> [SET PROBLEM]: Produce the listing below again, exactly as shown.
═══ DATA ROWS ═══
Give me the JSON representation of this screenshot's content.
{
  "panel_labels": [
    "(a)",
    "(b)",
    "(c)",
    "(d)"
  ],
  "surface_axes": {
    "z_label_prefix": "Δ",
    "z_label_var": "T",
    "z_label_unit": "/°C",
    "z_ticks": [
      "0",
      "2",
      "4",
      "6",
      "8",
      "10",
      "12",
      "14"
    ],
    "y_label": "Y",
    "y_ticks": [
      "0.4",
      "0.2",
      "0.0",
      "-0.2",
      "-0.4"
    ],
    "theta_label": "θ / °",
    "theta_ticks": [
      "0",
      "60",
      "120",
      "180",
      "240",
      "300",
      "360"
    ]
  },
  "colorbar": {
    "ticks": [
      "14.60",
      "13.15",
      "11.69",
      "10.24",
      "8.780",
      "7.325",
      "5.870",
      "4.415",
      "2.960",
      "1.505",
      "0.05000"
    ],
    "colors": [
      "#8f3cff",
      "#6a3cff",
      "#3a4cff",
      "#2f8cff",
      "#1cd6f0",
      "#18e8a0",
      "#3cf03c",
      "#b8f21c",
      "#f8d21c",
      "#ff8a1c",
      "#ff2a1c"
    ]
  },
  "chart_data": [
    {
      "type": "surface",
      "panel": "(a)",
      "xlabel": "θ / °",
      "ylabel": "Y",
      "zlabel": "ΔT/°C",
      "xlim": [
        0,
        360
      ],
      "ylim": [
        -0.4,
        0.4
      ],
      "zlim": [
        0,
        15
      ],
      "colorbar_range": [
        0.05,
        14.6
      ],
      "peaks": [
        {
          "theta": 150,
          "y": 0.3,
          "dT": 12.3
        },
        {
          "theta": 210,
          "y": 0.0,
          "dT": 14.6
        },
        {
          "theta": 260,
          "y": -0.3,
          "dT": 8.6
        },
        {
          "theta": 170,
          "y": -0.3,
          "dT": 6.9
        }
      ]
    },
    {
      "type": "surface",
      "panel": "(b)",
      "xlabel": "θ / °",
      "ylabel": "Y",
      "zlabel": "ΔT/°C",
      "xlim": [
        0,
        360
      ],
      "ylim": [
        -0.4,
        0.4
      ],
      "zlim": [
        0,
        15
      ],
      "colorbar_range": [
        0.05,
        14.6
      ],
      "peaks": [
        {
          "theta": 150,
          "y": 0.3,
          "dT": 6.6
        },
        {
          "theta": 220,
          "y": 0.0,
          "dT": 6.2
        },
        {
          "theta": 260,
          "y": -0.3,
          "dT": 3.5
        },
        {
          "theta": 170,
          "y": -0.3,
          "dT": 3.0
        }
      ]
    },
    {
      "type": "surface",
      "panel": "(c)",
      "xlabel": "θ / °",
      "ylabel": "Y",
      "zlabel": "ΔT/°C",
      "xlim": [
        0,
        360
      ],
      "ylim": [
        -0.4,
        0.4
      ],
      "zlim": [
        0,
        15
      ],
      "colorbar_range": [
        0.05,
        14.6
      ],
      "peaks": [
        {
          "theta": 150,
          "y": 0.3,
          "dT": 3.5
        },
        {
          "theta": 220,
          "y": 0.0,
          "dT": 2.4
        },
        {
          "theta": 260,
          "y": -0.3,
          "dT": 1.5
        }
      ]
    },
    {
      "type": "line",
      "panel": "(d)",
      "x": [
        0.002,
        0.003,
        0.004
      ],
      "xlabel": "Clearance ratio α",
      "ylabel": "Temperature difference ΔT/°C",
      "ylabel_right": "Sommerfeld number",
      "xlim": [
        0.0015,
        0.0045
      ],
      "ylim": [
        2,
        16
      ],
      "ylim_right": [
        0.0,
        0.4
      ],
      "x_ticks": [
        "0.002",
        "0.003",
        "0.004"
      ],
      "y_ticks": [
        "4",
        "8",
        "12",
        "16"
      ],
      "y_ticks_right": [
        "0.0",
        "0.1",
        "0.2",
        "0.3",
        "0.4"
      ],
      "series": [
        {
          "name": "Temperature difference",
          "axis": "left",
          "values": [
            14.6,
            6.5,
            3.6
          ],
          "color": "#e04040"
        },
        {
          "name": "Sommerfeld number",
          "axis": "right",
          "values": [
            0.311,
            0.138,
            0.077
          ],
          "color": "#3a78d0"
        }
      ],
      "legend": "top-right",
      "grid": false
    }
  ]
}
═══
> [THE ANSWER]:
Give me the JSON representation of this screenshot's content.
{
  "panel_labels": [
    "(a)",
    "(b)",
    "(c)",
    "(d)"
  ],
  "surface_axes": {
    "z_label_prefix": "Δ",
    "z_label_var": "T",
    "z_label_unit": "/°C",
    "z_ticks": [
      "0",
      "2",
      "4",
      "6",
      "8",
      "10",
      "12",
      "14"
    ],
    "y_label": "Y",
    "y_ticks": [
      "0.4",
      "0.2",
      "0.0",
      "-0.2",
      "-0.4"
    ],
    "theta_label": "θ / °",
    "theta_ticks": [
      "0",
      "60",
      "120",
      "180",
      "240",
      "300",
      "360"
    ]
  },
  "colorbar": {
    "ticks": [
      "14.60",
      "13.15",
      "11.69",
      "10.24",
      "8.780",
      "7.325",
      "5.870",
      "4.415",
      "2.960",
      "1.505",
      "0.05000"
    ],
    "colors": [
      "#8f3cff",
      "#6a3cff",
      "#3a4cff",
      "#2f8cff",
      "#1cd6f0",
      "#18e8a0",
      "#3cf03c",
      "#b8f21c",
      "#f8d21c",
      "#ff8a1c",
      "#ff2a1c"
    ]
  },
  "chart_data": [
    {
      "type": "surface",
      "panel": "(a)",
      "xlabel": "θ / °",
      "ylabel": "Y",
      "zlabel": "ΔT/°C",
      "xlim": [
        0,
        360
      ],
      "ylim": [
        -0.4,
        0.4
      ],
      "zlim": [
        0,
        15
      ],
      "colorbar_range": [
        0.05,
        14.6
      ],
      "peaks": [
        {
          "theta": 150,
          "y": 0.3,
          "dT": 12.3
        },
        {
          "theta": 210,
          "y": 0.0,
          "dT": 14.6
        },
        {
          "theta": 260,
          "y": -0.3,
          "dT": 8.6
        },
        {
          "theta": 170,
          "y": -0.3,
          "dT": 6.9
        }
      ]
    },
    {
      "type": "surface",
      "panel": "(b)",
      "xlabel": "θ / °",
      "ylabel": "Y",
      "zlabel": "ΔT/°C",
      "xlim": [
        0,
        360
      ],
      "ylim": [
        -0.4,
        0.4
      ],
      "zlim": [
        0,
        15
      ],
      "colorbar_range": [
        0.05,
        14.6
      ],
      "peaks": [
        {
          "theta": 150,
          "y": 0.3,
          "dT": 6.6
        },
        {
          "theta": 220,
          "y": 0.0,
          "dT": 6.2
        },
        {
          "theta": 260,
          "y": -0.3,
          "dT": 3.5
        },
        {
          "theta": 170,
          "y": -0.3,
          "dT": 3.0
        }
      ]
    },
    {
      "type": "surface",
      "panel": "(c)",
      "xlabel": "θ / °",
      "ylabel": "Y",
      "zlabel": "ΔT/°C",
      "xlim": [
        0,
        360
      ],
      "ylim": [
        -0.4,
        0.4
      ],
      "zlim": [
        0,
        15
      ],
      "colorbar_range": [
        0.05,
        14.6
      ],
      "peaks": [
        {
          "theta": 150,
          "y": 0.3,
          "dT": 3.5
        },
        {
          "theta": 220,
          "y": 0.0,
          "dT": 2.4
        },
        {
          "theta": 260,
          "y": -0.3,
          "dT": 1.5
        }
      ]
    },
    {
      "type": "line",
      "panel": "(d)",
      "x": [
        0.002,
        0.003,
        0.004
      ],
      "xlabel": "Clearance ratio α",
      "ylabel": "Temperature difference ΔT/°C",
      "ylabel_right": "Sommerfeld number",
      "xlim": [
        0.0015,
        0.0045
      ],
      "ylim": [
        2,
        16
      ],
      "ylim_right": [
        0.0,
        0.4
      ],
      "x_ticks": [
        "0.002",
        "0.003",
        "0.004"
      ],
      "y_ticks": [
        "4",
        "8",
        "12",
        "16"
      ],
      "y_ticks_right": [
        "0.0",
        "0.1",
        "0.2",
        "0.3",
        "0.4"
      ],
      "series": [
        {
          "name": "Temperature difference",
          "axis": "left",
          "values": [
            14.6,
            6.5,
            3.6
          ],
          "color": "#e04040"
        },
        {
          "name": "Sommerfeld number",
          "axis": "right",
          "values": [
            0.311,
            0.138,
            0.077
          ],
          "color": "#3a78d0"
        }
      ],
      "legend": "top-right",
      "grid": false
    }
  ]
}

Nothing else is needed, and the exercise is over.